Output all of the data below exactly as given.

# start of Material to process

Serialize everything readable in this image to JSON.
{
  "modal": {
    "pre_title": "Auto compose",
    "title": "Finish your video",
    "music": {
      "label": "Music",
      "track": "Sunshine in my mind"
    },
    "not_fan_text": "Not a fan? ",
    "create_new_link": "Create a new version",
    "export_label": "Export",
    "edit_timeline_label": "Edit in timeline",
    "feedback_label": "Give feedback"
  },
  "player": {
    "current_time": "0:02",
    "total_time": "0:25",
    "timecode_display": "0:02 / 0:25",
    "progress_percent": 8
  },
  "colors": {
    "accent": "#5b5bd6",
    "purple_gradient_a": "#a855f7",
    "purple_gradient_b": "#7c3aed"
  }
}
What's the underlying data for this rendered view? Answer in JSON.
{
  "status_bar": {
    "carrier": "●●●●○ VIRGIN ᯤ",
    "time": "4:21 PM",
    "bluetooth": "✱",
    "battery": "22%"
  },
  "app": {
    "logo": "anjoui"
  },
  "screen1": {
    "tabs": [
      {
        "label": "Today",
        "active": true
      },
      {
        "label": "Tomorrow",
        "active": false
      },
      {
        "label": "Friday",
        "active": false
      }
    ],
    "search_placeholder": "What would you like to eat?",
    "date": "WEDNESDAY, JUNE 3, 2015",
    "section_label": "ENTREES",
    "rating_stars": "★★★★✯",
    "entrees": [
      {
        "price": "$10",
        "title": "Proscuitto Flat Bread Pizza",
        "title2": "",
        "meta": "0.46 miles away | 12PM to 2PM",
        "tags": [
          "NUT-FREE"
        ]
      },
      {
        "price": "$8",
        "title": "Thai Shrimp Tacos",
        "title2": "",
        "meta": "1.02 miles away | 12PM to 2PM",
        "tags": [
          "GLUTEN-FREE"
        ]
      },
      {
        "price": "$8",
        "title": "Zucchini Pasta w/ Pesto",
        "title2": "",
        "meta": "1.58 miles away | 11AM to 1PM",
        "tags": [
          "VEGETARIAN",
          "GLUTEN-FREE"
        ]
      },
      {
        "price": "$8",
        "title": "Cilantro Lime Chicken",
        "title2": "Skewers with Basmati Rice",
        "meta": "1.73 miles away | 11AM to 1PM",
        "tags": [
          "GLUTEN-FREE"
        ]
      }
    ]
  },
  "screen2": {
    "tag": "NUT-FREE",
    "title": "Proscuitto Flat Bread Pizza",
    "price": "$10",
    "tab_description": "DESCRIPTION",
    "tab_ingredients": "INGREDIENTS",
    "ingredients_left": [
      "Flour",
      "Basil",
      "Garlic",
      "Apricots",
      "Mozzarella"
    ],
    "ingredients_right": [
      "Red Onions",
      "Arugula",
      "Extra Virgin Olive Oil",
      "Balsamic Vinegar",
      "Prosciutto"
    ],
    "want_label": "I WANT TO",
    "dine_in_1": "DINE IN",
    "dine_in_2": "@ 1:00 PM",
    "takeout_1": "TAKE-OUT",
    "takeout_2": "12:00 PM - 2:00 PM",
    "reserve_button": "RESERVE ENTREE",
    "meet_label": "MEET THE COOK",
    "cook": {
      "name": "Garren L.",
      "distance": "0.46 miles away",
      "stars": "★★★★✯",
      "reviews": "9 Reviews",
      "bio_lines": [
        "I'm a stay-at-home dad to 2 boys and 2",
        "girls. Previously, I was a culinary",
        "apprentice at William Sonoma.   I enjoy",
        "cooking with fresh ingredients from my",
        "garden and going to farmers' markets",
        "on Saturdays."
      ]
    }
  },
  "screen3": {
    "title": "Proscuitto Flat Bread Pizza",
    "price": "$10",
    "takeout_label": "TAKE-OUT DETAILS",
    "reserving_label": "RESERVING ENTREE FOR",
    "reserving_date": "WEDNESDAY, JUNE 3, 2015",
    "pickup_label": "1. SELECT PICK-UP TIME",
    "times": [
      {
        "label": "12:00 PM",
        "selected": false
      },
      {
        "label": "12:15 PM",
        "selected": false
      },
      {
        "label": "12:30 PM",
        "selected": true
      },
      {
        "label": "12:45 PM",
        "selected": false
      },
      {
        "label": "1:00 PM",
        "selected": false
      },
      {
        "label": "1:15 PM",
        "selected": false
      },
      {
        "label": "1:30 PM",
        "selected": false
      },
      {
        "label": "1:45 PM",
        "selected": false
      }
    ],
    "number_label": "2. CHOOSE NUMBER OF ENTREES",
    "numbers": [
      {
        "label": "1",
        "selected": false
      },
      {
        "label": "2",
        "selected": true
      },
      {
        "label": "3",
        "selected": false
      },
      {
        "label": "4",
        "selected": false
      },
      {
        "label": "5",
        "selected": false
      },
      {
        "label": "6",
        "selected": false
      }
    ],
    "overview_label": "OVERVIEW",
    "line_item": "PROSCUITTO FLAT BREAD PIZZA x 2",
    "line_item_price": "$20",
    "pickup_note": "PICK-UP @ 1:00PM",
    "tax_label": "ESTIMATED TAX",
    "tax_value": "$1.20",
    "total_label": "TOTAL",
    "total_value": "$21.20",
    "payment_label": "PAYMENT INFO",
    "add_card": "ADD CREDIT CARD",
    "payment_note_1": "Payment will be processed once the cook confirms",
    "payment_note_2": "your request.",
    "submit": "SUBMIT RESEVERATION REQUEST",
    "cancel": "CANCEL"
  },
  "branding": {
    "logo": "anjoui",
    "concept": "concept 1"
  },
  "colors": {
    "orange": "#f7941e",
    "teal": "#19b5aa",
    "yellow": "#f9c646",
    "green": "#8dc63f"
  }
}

# end of Material to process

### Result below
Serialize everything readable in this image to JSON.
{
  "modal": {
    "pre_title": "Auto compose",
    "title": "Finish your video",
    "music": {
      "label": "Music",
      "track": "Sunshine in my mind"
    },
    "not_fan_text": "Not a fan? ",
    "create_new_link": "Create a new version",
    "export_label": "Export",
    "edit_timeline_label": "Edit in timeline",
    "feedback_label": "Give feedback"
  },
  "player": {
    "current_time": "0:02",
    "total_time": "0:25",
    "timecode_display": "0:02 / 0:25",
    "progress_percent": 8
  },
  "colors": {
    "accent": "#5b5bd6",
    "purple_gradient_a": "#a855f7",
    "purple_gradient_b": "#7c3aed"
  }
}
What's the underlying data for this rendered view? Answer in JSON.
{
  "status_bar": {
    "carrier": "●●●●○ VIRGIN ᯤ",
    "time": "4:21 PM",
    "bluetooth": "✱",
    "battery": "22%"
  },
  "app": {
    "logo": "anjoui"
  },
  "screen1": {
    "tabs": [
      {
        "label": "Today",
        "active": true
      },
      {
        "label": "Tomorrow",
        "active": false
      },
      {
        "label": "Friday",
        "active": false
      }
    ],
    "search_placeholder": "What would you like to eat?",
    "date": "WEDNESDAY, JUNE 3, 2015",
    "section_label": "ENTREES",
    "rating_stars": "★★★★✯",
    "entrees": [
      {
        "price": "$10",
        "title": "Proscuitto Flat Bread Pizza",
        "title2": "",
        "meta": "0.46 miles away | 12PM to 2PM",
        "tags": [
          "NUT-FREE"
        ]
      },
      {
        "price": "$8",
        "title": "Thai Shrimp Tacos",
        "title2": "",
        "meta": "1.02 miles away | 12PM to 2PM",
        "tags": [
          "GLUTEN-FREE"
        ]
      },
      {
        "price": "$8",
        "title": "Zucchini Pasta w/ Pesto",
        "title2": "",
        "meta": "1.58 miles away | 11AM to 1PM",
        "tags": [
          "VEGETARIAN",
          "GLUTEN-FREE"
        ]
      },
      {
        "price": "$8",
        "title": "Cilantro Lime Chicken",
        "title2": "Skewers with Basmati Rice",
        "meta": "1.73 miles away | 11AM to 1PM",
        "tags": [
          "GLUTEN-FREE"
        ]
      }
    ]
  },
  "screen2": {
    "tag": "NUT-FREE",
    "title": "Proscuitto Flat Bread Pizza",
    "price": "$10",
    "tab_description": "DESCRIPTION",
    "tab_ingredients": "INGREDIENTS",
    "ingredients_left": [
      "Flour",
      "Basil",
      "Garlic",
      "Apricots",
      "Mozzarella"
    ],
    "ingredients_right": [
      "Red Onions",
      "Arugula",
      "Extra Virgin Olive Oil",
      "Balsamic Vinegar",
      "Prosciutto"
    ],
    "want_label": "I WANT TO",
    "dine_in_1": "DINE IN",
    "dine_in_2": "@ 1:00 PM",
    "takeout_1": "TAKE-OUT",
    "takeout_2": "12:00 PM - 2:00 PM",
    "reserve_button": "RESERVE ENTREE",
    "meet_label": "MEET THE COOK",
    "cook": {
      "name": "Garren L.",
      "distance": "0.46 miles away",
      "stars": "★★★★✯",
      "reviews": "9 Reviews",
      "bio_lines": [
        "I'm a stay-at-home dad to 2 boys and 2",
        "girls. Previously, I was a culinary",
        "apprentice at William Sonoma.   I enjoy",
        "cooking with fresh ingredients from my",
        "garden and going to farmers' markets",
        "on Saturdays."
      ]
    }
  },
  "screen3": {
    "title": "Proscuitto Flat Bread Pizza",
    "price": "$10",
    "takeout_label": "TAKE-OUT DETAILS",
    "reserving_label": "RESERVING ENTREE FOR",
    "reserving_date": "WEDNESDAY, JUNE 3, 2015",
    "pickup_label": "1. SELECT PICK-UP TIME",
    "times": [
      {
        "label": "12:00 PM",
        "selected": false
      },
      {
        "label": "12:15 PM",
        "selected": false
      },
      {
        "label": "12:30 PM",
        "selected": true
      },
      {
        "label": "12:45 PM",
        "selected": false
      },
      {
        "label": "1:00 PM",
        "selected": false
      },
      {
        "label": "1:15 PM",
        "selected": false
      },
      {
        "label": "1:30 PM",
        "selected": false
      },
      {
        "label": "1:45 PM",
        "selected": false
      }
    ],
    "number_label": "2. CHOOSE NUMBER OF ENTREES",
    "numbers": [
      {
        "label": "1",
        "selected": false
      },
      {
        "label": "2",
        "selected": true
      },
      {
        "label": "3",
        "selected": false
      },
      {
        "label": "4",
        "selected": false
      },
      {
        "label": "5",
        "selected": false
      },
      {
        "label": "6",
        "selected": false
      }
    ],
    "overview_label": "OVERVIEW",
    "line_item": "PROSCUITTO FLAT BREAD PIZZA x 2",
    "line_item_price": "$20",
    "pickup_note": "PICK-UP @ 1:00PM",
    "tax_label": "ESTIMATED TAX",
    "tax_value": "$1.20",
    "total_label": "TOTAL",
    "total_value": "$21.20",
    "payment_label": "PAYMENT INFO",
    "add_card": "ADD CREDIT CARD",
    "payment_note_1": "Payment will be processed once the cook confirms",
    "payment_note_2": "your request.",
    "submit": "SUBMIT RESEVERATION REQUEST",
    "cancel": "CANCEL"
  },
  "branding": {
    "logo": "anjoui",
    "concept": "concept 1"
  },
  "colors": {
    "orange": "#f7941e",
    "teal": "#19b5aa",
    "yellow": "#f9c646",
    "green": "#8dc63f"
  }
}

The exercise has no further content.